Sounds like you are caught in the growth-cash flow trap. Growth puts strain on cash and increases demand for additional working capital. There have been many law firms and small businesses that were profitable – but failed due to simply running out of cash. While you cannot escape this paradox – by actively managing your cash flow (timing of the intake of cash against the outflow of expenses) you can minimize the impact of the following traps:
- Lack of Attention Paid to Financial Management. Many law firms, especially solos, often give this task a low priority on their to do list. Servicing clients and new client development are given higher priorities. There is often a lack of understanding of financial reports and statements. Understanding financial reports such as income statements v.s. cash flow statements are important is providing early detection of potential cash problems requiring corrective actions. Law firms should develop reasonable monthly, quarterly, and annual cash flow projections as well as income and expense projections.
- Poorly Managed Accounts Receivable. Cash is king. Law firms need to improve client payment terms and cash collections by speeding up billing cycle, getting more upfront through initial retainers, requiring retainer replenishments, and staying on top of retainers. Use your billing software reports to review retainer useage weekly, if not daily. Billing and accounting software should be implement any potential delinquent accounts and someone in the firm, or outside of the firm, should be responsible for prompt follow-up to collect all outstanding invoices. Depending on the resources available, a law firm may decide to out-source accounts receivable management and collections to industry professionals and specialists.

[Rows from a dataset]

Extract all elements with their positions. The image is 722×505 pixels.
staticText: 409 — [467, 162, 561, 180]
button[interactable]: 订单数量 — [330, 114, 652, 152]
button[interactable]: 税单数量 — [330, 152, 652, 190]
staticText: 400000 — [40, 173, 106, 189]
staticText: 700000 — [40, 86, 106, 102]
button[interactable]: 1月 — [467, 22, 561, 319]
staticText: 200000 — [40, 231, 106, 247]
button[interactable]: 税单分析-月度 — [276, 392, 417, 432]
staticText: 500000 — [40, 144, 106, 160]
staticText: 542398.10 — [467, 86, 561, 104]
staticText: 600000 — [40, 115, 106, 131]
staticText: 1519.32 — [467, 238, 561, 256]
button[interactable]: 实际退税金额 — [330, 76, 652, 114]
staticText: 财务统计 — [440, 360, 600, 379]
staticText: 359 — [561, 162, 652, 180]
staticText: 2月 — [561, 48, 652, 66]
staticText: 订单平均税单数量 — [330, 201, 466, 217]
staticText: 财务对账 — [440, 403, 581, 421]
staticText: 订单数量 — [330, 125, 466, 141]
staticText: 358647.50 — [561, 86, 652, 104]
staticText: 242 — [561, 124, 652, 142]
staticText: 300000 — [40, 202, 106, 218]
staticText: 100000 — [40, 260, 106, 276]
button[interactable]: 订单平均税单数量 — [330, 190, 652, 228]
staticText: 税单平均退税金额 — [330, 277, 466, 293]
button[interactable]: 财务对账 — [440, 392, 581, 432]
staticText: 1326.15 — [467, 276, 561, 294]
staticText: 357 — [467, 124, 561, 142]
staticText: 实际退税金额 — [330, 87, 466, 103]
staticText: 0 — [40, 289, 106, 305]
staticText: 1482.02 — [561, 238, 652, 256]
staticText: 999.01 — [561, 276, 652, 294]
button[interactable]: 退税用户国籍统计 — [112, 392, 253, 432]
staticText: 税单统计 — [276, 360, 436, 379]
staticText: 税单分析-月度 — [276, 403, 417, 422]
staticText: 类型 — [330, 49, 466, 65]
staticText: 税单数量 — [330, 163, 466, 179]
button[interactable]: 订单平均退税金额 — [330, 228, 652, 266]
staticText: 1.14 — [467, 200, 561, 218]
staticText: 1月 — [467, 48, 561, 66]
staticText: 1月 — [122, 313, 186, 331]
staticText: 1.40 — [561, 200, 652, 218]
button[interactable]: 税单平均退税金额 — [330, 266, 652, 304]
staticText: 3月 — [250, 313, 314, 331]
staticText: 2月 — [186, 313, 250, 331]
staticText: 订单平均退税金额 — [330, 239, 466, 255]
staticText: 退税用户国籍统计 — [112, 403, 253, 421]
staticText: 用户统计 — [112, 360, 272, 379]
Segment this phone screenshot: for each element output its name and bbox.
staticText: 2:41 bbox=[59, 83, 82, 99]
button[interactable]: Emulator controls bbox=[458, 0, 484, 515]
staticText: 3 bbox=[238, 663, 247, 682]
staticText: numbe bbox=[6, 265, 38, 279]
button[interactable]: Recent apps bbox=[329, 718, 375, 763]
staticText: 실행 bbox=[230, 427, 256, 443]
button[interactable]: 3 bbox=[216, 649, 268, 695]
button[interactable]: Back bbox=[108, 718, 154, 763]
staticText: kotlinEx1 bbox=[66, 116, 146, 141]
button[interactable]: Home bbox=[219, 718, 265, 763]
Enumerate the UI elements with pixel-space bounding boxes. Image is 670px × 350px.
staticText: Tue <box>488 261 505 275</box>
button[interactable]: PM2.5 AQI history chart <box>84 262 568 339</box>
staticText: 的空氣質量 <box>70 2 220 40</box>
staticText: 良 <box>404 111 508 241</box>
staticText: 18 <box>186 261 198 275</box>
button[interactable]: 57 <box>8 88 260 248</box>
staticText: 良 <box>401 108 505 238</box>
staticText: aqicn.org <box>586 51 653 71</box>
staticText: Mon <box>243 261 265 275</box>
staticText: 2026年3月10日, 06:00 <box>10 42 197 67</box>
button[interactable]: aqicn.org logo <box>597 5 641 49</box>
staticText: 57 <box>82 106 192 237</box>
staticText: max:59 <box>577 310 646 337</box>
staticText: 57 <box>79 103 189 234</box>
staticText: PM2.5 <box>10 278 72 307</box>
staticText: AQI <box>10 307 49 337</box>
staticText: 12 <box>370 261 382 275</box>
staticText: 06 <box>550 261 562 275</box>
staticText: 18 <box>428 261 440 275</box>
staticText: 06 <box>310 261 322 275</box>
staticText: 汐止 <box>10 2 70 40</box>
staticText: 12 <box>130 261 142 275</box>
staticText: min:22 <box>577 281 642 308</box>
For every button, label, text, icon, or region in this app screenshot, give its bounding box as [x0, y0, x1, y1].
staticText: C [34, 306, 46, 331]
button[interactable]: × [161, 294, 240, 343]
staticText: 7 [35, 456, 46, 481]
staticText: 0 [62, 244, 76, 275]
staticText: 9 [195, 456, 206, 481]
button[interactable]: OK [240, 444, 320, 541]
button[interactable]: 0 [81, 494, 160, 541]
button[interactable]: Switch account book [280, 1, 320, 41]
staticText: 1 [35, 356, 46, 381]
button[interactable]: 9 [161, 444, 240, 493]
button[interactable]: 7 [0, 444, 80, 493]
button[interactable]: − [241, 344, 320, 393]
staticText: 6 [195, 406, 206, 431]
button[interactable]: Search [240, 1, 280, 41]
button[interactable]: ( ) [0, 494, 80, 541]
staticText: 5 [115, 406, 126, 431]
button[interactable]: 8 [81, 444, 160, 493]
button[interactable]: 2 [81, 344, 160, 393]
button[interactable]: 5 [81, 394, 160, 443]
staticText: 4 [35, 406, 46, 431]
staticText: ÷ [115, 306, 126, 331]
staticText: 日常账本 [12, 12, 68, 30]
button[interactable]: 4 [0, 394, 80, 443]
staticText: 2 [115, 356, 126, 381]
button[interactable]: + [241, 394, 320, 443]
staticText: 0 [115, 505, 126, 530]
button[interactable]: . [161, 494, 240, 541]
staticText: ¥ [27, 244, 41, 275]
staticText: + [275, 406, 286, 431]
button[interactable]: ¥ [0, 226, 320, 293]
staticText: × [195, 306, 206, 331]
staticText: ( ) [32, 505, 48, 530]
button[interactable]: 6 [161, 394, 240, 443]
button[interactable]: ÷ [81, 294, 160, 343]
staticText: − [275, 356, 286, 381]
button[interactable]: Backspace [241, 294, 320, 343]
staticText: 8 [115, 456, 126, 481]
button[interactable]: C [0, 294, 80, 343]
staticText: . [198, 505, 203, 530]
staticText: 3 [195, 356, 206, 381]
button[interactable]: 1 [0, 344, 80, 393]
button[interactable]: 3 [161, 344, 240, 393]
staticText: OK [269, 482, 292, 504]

__Aim of the task__:
In the cash flow advice for law firms, how often should billing software reports be used to review retainer usage? The listing isn't needed for anything here.

__Response to this exercise__:
Weekly, if not daily.